Stored items
---

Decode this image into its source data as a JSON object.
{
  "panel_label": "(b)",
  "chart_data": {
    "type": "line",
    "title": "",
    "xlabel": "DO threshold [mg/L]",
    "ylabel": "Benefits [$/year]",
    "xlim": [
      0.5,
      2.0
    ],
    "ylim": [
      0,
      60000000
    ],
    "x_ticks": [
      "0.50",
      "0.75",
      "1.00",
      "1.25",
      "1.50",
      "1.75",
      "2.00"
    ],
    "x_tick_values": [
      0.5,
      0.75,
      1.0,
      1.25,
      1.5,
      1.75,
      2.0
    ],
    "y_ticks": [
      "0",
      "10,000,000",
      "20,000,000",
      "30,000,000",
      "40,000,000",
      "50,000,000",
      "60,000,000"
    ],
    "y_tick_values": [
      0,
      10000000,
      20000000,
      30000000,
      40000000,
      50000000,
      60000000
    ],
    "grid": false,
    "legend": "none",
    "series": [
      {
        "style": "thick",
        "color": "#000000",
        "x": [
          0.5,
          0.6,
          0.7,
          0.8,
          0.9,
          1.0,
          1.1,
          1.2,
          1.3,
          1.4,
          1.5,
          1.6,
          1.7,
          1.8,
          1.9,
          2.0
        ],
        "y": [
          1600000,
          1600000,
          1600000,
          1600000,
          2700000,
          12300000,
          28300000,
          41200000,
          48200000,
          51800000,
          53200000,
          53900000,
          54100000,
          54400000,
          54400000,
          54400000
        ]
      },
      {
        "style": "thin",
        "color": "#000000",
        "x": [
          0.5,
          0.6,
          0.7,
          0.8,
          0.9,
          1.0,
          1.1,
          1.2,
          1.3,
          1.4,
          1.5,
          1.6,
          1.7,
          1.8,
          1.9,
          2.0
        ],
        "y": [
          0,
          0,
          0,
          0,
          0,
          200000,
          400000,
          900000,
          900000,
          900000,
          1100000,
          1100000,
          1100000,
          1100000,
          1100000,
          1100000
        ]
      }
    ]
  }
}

---

### Task objective
Copy all of the data. Keep every word exactly as it is.

### Written answer
Decode this image into its source data as a JSON object.
{
  "panel_label": "(b)",
  "chart_data": {
    "type": "line",
    "title": "",
    "xlabel": "DO threshold [mg/L]",
    "ylabel": "Benefits [$/year]",
    "xlim": [
      0.5,
      2.0
    ],
    "ylim": [
      0,
      60000000
    ],
    "x_ticks": [
      "0.50",
      "0.75",
      "1.00",
      "1.25",
      "1.50",
      "1.75",
      "2.00"
    ],
    "x_tick_values": [
      0.5,
      0.75,
      1.0,
      1.25,
      1.5,
      1.75,
      2.0
    ],
    "y_ticks": [
      "0",
      "10,000,000",
      "20,000,000",
      "30,000,000",
      "40,000,000",
      "50,000,000",
      "60,000,000"
    ],
    "y_tick_values": [
      0,
      10000000,
      20000000,
      30000000,
      40000000,
      50000000,
      60000000
    ],
    "grid": false,
    "legend": "none",
    "series": [
      {
        "style": "thick",
        "color": "#000000",
        "x": [
          0.5,
          0.6,
          0.7,
          0.8,
          0.9,
          1.0,
          1.1,
          1.2,
          1.3,
          1.4,
          1.5,
          1.6,
          1.7,
          1.8,
          1.9,
          2.0
        ],
        "y": [
          1600000,
          1600000,
          1600000,
          1600000,
          2700000,
          12300000,
          28300000,
          41200000,
          48200000,
          51800000,
          53200000,
          53900000,
          54100000,
          54400000,
          54400000,
          54400000
        ]
      },
      {
        "style": "thin",
        "color": "#000000",
        "x": [
          0.5,
          0.6,
          0.7,
          0.8,
          0.9,
          1.0,
          1.1,
          1.2,
          1.3,
          1.4,
          1.5,
          1.6,
          1.7,
          1.8,
          1.9,
          2.0
        ],
        "y": [
          0,
          0,
          0,
          0,
          0,
          200000,
          400000,
          900000,
          900000,
          900000,
          1100000,
          1100000,
          1100000,
          1100000,
          1100000,
          1100000
        ]
      }
    ]
  }
}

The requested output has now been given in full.